## SUPPLIED ENTRIES

====

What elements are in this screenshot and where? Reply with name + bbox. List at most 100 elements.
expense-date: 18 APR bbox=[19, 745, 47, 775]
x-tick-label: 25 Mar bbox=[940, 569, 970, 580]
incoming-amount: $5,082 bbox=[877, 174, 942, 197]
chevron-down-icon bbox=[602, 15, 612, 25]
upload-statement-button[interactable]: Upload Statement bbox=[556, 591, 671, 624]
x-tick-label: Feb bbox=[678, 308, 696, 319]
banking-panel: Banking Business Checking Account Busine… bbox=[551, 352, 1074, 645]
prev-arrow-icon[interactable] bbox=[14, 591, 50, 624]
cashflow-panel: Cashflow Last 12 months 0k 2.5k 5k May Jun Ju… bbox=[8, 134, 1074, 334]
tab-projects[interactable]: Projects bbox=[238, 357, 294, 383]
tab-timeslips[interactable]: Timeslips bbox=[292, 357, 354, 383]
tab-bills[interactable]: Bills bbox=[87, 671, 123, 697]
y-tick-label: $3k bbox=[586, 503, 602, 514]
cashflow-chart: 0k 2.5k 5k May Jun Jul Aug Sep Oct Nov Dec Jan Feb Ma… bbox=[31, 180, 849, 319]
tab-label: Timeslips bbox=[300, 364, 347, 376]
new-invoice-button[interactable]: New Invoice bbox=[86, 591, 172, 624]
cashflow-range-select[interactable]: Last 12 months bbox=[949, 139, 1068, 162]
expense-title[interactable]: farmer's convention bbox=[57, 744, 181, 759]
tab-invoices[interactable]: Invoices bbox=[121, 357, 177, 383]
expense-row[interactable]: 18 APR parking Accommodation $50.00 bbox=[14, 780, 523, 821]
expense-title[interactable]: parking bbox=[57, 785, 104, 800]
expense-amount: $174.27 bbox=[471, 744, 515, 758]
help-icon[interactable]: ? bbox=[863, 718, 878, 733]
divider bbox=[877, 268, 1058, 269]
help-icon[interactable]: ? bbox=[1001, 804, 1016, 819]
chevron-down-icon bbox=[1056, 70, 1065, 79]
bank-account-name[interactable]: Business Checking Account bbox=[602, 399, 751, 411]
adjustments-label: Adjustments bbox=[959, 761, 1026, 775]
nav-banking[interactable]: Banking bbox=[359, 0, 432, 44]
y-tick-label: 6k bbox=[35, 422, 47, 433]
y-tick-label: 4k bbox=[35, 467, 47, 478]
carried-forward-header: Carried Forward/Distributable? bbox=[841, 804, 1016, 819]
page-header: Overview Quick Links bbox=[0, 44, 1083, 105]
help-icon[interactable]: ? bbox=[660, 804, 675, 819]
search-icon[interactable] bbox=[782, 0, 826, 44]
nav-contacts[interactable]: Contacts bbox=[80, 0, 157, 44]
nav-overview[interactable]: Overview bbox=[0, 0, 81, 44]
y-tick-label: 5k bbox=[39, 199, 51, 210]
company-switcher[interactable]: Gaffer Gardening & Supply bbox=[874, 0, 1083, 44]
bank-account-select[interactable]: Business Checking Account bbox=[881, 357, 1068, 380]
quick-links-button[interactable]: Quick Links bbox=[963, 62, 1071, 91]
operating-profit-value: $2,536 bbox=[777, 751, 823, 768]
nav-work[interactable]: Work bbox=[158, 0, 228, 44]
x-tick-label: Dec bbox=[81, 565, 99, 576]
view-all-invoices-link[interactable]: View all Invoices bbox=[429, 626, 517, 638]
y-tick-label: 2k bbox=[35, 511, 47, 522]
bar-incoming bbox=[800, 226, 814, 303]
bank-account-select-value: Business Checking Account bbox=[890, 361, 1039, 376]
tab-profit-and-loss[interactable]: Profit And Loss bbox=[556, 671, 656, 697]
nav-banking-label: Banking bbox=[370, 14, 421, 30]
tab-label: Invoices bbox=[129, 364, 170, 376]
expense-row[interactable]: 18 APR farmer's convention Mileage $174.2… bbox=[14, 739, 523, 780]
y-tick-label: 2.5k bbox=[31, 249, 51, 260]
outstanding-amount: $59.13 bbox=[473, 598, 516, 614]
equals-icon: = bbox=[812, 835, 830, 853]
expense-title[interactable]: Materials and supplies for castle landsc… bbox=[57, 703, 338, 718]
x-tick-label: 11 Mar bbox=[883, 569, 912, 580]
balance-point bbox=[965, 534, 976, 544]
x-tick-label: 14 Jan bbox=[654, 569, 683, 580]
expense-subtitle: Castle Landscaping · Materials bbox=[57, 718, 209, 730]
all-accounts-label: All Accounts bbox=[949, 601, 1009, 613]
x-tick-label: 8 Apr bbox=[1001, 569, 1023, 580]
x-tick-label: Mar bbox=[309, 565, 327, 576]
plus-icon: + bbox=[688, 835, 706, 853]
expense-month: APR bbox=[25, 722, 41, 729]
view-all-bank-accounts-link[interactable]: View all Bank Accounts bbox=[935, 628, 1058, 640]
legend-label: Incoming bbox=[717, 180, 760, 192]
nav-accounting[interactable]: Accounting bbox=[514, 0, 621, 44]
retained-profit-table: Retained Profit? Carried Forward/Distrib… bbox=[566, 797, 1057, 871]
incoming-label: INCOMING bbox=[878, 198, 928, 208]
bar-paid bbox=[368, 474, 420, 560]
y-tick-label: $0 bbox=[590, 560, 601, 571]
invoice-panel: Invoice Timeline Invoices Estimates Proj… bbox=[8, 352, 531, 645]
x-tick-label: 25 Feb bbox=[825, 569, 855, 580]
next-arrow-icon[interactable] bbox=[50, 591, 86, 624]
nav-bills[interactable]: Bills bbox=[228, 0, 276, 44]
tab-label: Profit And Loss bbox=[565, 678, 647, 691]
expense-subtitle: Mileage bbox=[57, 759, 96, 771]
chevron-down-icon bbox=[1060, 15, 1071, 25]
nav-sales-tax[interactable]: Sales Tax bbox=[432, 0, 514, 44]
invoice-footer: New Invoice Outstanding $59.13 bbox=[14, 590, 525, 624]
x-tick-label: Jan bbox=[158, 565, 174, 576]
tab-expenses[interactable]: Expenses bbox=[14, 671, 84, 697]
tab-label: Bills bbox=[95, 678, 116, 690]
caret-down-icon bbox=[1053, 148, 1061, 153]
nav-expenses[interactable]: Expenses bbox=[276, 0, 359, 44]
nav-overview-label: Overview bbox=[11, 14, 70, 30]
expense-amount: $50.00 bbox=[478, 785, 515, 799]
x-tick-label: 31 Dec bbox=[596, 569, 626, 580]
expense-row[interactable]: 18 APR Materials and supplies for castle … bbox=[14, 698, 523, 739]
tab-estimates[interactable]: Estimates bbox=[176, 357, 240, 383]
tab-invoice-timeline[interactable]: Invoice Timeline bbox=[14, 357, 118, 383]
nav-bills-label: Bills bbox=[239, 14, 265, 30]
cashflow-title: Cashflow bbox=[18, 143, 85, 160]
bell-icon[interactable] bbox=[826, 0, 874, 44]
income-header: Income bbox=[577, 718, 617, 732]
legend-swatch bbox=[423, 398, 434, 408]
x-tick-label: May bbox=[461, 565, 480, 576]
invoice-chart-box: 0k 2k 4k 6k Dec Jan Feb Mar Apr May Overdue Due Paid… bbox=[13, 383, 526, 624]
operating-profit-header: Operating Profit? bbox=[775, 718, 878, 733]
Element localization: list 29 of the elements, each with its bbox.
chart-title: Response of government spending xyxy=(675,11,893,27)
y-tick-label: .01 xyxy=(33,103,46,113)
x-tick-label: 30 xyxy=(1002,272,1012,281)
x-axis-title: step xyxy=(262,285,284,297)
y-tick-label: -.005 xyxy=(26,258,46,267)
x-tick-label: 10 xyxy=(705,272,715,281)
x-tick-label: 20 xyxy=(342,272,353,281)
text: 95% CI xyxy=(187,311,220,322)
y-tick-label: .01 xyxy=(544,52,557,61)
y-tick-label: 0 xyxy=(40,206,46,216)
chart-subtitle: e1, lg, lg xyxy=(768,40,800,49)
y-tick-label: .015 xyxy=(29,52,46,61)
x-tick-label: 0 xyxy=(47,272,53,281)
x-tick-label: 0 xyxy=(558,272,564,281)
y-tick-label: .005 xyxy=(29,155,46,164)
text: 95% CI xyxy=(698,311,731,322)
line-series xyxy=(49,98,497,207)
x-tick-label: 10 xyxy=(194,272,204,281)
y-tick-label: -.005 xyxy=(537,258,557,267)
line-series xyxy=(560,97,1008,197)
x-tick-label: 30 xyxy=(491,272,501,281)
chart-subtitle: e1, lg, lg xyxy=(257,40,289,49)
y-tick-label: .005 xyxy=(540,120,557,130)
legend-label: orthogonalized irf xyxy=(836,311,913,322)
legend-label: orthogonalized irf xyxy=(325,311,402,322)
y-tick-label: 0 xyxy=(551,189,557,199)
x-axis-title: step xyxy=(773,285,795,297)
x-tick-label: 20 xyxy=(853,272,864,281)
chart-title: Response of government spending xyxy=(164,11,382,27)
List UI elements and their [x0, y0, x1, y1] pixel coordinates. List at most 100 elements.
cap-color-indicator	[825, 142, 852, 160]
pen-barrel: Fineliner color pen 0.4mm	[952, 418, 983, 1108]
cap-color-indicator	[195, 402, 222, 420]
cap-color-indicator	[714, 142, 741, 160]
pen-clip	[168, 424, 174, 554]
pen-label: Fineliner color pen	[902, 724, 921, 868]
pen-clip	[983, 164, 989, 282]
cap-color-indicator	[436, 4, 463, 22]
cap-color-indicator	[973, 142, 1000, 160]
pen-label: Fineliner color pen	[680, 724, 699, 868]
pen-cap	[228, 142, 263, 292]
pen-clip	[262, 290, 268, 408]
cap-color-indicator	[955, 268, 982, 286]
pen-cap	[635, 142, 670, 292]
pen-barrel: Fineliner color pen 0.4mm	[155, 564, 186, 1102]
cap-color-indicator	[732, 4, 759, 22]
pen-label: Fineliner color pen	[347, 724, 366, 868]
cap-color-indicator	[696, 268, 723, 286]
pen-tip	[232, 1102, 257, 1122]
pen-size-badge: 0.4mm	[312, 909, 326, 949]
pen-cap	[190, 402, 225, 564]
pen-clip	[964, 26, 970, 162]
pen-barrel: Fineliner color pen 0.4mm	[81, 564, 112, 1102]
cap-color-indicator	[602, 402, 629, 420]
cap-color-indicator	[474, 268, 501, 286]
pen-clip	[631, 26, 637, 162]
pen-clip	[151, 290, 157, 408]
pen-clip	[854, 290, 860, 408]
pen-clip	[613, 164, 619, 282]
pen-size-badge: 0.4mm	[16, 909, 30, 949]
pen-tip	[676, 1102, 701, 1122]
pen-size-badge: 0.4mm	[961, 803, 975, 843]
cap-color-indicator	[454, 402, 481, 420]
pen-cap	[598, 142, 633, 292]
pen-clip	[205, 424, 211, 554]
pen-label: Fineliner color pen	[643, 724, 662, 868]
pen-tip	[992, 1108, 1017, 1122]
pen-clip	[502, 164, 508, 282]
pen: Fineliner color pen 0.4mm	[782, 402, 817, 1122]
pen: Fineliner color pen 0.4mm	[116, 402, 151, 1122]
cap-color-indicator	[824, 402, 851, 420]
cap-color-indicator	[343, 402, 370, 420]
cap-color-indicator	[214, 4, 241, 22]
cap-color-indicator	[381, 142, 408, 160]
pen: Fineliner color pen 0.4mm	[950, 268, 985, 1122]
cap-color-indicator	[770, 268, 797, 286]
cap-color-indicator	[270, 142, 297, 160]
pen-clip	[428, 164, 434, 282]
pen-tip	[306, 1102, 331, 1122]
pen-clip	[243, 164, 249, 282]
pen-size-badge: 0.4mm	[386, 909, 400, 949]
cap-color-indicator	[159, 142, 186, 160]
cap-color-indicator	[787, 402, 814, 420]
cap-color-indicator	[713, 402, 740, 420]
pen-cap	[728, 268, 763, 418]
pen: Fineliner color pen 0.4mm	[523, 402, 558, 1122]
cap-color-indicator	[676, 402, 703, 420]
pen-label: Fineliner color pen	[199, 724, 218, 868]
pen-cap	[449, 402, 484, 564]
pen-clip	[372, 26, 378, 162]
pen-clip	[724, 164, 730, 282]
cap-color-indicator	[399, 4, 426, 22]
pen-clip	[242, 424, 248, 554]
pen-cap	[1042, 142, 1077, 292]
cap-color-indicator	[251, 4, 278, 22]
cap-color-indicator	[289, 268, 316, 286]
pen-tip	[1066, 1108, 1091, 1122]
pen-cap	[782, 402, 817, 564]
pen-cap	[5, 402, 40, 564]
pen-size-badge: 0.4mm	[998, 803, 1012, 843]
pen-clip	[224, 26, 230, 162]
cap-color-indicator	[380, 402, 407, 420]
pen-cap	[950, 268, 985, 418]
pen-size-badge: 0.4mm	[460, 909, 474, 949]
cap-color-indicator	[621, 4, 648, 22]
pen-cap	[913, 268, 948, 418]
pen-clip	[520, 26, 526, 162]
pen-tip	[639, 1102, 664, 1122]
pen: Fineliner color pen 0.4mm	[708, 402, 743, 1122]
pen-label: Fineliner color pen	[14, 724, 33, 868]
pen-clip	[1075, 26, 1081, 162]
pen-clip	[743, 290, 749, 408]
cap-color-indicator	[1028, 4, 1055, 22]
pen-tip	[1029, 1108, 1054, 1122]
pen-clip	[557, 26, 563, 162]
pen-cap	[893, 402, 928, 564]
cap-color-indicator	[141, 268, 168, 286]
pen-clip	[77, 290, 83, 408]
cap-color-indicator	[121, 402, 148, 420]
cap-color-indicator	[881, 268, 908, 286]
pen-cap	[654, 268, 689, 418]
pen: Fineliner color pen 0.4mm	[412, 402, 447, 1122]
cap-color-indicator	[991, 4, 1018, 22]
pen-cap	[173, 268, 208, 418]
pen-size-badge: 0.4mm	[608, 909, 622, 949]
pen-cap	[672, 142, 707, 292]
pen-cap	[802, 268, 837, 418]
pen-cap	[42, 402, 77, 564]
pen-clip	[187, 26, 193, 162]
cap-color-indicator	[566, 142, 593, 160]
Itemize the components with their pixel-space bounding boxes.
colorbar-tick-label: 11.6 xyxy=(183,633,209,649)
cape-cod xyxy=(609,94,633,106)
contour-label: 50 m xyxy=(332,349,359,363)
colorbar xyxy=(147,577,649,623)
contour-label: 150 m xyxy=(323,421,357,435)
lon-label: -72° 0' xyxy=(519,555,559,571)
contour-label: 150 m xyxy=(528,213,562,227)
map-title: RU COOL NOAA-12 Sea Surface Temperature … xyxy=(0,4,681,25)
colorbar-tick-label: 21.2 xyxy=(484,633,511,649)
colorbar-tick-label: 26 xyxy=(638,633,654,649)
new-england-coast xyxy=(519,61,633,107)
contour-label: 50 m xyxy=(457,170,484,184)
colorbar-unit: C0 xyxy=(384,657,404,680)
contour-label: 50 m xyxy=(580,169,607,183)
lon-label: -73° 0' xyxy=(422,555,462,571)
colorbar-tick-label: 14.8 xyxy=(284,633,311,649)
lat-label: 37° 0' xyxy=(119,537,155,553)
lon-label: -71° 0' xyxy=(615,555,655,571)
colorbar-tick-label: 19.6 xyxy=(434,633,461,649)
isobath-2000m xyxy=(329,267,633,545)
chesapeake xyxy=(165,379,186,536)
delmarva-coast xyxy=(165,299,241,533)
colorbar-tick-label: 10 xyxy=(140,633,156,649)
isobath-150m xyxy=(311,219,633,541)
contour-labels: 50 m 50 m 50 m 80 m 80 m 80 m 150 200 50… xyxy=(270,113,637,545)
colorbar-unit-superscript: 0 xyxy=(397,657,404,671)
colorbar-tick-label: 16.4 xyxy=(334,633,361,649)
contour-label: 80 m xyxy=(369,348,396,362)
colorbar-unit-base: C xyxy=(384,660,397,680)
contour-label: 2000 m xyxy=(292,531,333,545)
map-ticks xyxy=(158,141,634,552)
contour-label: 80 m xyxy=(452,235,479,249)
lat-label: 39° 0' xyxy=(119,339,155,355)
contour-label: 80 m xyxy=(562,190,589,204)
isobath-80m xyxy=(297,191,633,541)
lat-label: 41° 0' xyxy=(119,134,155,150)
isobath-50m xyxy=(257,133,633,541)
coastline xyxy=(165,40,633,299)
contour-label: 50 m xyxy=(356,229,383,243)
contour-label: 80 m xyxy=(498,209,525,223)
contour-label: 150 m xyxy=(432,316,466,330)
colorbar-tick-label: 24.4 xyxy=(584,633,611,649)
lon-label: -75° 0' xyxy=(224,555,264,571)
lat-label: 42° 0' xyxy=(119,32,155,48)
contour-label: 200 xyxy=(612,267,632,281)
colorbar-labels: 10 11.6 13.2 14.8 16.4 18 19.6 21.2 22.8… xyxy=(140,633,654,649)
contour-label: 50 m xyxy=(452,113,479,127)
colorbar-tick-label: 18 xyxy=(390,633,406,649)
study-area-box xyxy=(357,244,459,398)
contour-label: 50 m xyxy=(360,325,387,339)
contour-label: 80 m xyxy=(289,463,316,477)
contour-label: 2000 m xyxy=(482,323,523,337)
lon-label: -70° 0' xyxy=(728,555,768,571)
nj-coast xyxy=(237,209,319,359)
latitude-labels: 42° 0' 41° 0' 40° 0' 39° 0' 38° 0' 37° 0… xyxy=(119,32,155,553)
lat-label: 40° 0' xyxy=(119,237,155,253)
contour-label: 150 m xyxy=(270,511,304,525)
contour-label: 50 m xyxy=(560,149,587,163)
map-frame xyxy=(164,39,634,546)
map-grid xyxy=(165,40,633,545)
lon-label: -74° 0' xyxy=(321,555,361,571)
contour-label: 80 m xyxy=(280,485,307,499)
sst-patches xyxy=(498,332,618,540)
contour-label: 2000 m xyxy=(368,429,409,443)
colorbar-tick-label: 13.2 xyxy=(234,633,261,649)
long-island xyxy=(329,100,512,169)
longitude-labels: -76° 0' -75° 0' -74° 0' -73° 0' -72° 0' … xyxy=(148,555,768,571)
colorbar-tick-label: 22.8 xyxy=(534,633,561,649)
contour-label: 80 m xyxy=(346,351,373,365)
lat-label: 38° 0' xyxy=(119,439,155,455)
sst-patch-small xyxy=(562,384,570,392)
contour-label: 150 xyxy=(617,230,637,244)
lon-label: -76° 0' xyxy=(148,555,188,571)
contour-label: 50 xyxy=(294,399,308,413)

====

## AIM
Copy out the entries above word for word, beginning at the very first line and stopping after the line that contains "incoming-amount: $5,082 bbox=[877, 174, 942, 197]".

## EXPECTED ANSWER
What elements are in this screenshot and where? Reply with name + bbox. List at most 100 elements.
expense-date: 18 APR bbox=[19, 745, 47, 775]
x-tick-label: 25 Mar bbox=[940, 569, 970, 580]
incoming-amount: $5,082 bbox=[877, 174, 942, 197]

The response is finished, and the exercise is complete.